- [WHAT YOU HAVE TO DO]:
Beginning with the line containing "OCR this image." and ending with the last line of the records, set down every line exactly.

- [ENTRIES SHOWN]:
· · · · · · ·

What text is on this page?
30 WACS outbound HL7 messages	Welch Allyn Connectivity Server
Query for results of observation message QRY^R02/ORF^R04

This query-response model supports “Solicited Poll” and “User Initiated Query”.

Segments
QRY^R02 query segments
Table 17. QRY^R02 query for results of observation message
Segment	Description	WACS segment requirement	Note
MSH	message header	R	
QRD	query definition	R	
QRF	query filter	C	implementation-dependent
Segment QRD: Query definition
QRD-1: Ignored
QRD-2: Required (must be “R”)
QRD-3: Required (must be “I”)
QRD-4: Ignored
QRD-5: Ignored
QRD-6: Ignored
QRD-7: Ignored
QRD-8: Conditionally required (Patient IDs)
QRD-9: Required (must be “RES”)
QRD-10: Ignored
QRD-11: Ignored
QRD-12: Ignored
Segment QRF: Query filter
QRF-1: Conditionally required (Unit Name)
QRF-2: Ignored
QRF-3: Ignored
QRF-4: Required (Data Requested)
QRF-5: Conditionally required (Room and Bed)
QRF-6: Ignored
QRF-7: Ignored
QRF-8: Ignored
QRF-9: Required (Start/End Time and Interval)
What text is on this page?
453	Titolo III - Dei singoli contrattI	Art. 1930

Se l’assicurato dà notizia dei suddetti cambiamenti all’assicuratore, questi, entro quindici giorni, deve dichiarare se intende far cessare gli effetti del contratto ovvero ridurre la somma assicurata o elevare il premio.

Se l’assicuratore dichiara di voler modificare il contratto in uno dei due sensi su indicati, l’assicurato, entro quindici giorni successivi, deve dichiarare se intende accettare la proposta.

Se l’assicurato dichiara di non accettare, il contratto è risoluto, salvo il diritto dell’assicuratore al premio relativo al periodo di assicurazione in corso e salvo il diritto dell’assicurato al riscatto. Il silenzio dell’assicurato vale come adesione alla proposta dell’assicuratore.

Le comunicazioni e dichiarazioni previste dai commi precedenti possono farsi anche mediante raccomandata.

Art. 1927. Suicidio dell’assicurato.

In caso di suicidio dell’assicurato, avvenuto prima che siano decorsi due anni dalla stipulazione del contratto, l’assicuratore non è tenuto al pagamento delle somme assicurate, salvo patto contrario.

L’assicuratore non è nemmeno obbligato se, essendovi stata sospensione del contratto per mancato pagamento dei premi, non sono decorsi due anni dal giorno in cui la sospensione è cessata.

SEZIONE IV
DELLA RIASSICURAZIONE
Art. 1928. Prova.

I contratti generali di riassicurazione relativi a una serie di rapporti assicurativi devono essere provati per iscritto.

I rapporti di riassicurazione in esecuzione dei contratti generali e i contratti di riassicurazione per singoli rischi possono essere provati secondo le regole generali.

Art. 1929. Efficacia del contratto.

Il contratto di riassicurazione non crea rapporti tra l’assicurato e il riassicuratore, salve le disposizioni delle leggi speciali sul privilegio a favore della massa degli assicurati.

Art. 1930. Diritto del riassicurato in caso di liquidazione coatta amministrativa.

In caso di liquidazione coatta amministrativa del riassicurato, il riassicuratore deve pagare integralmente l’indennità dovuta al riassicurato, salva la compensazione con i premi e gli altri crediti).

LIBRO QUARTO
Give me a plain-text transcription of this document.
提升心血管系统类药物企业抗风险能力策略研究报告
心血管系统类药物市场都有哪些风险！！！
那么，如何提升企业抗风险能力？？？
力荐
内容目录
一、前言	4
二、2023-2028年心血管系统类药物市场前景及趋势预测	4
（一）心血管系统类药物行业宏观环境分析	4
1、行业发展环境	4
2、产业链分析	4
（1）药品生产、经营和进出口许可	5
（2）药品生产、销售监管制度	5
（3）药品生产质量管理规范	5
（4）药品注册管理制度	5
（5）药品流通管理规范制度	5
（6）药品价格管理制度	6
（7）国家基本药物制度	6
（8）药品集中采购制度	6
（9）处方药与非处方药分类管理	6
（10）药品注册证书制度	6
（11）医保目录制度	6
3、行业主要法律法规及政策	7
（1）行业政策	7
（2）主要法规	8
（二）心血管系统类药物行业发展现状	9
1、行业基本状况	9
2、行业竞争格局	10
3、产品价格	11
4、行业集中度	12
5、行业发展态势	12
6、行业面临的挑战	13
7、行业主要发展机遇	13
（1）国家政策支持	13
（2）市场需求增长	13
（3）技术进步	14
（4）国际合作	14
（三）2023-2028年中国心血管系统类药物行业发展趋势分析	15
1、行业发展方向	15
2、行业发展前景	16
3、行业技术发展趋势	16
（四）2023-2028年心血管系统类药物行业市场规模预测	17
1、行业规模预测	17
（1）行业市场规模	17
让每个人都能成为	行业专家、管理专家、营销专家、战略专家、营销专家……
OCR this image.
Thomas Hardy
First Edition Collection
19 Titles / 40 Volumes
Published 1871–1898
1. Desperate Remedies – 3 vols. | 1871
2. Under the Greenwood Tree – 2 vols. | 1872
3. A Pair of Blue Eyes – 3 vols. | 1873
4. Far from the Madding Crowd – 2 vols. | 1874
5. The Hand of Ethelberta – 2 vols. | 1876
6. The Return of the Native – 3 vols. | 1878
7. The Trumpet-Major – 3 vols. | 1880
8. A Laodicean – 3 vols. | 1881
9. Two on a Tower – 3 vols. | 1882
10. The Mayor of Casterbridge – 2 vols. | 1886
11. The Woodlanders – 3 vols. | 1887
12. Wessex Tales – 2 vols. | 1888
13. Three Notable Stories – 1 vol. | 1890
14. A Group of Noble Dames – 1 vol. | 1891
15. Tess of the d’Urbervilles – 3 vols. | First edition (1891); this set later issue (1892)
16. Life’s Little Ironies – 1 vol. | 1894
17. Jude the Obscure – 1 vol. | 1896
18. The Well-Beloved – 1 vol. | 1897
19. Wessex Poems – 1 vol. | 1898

· · · · · · ·

- [EXERCISE OUTPUT]:
OCR this image.
Thomas Hardy
First Edition Collection
19 Titles / 40 Volumes
Published 1871–1898
1. Desperate Remedies – 3 vols. | 1871
2. Under the Greenwood Tree – 2 vols. | 1872
3. A Pair of Blue Eyes – 3 vols. | 1873
4. Far from the Madding Crowd – 2 vols. | 1874
5. The Hand of Ethelberta – 2 vols. | 1876
6. The Return of the Native – 3 vols. | 1878
7. The Trumpet-Major – 3 vols. | 1880
8. A Laodicean – 3 vols. | 1881
9. Two on a Tower – 3 vols. | 1882
10. The Mayor of Casterbridge – 2 vols. | 1886
11. The Woodlanders – 3 vols. | 1887
12. Wessex Tales – 2 vols. | 1888
13. Three Notable Stories – 1 vol. | 1890
14. A Group of Noble Dames – 1 vol. | 1891
15. Tess of the d’Urbervilles – 3 vols. | First edition (1891); this set later issue (1892)
16. Life’s Little Ironies – 1 vol. | 1894
17. Jude the Obscure – 1 vol. | 1896
18. The Well-Beloved – 1 vol. | 1897
19. Wessex Poems – 1 vol. | 1898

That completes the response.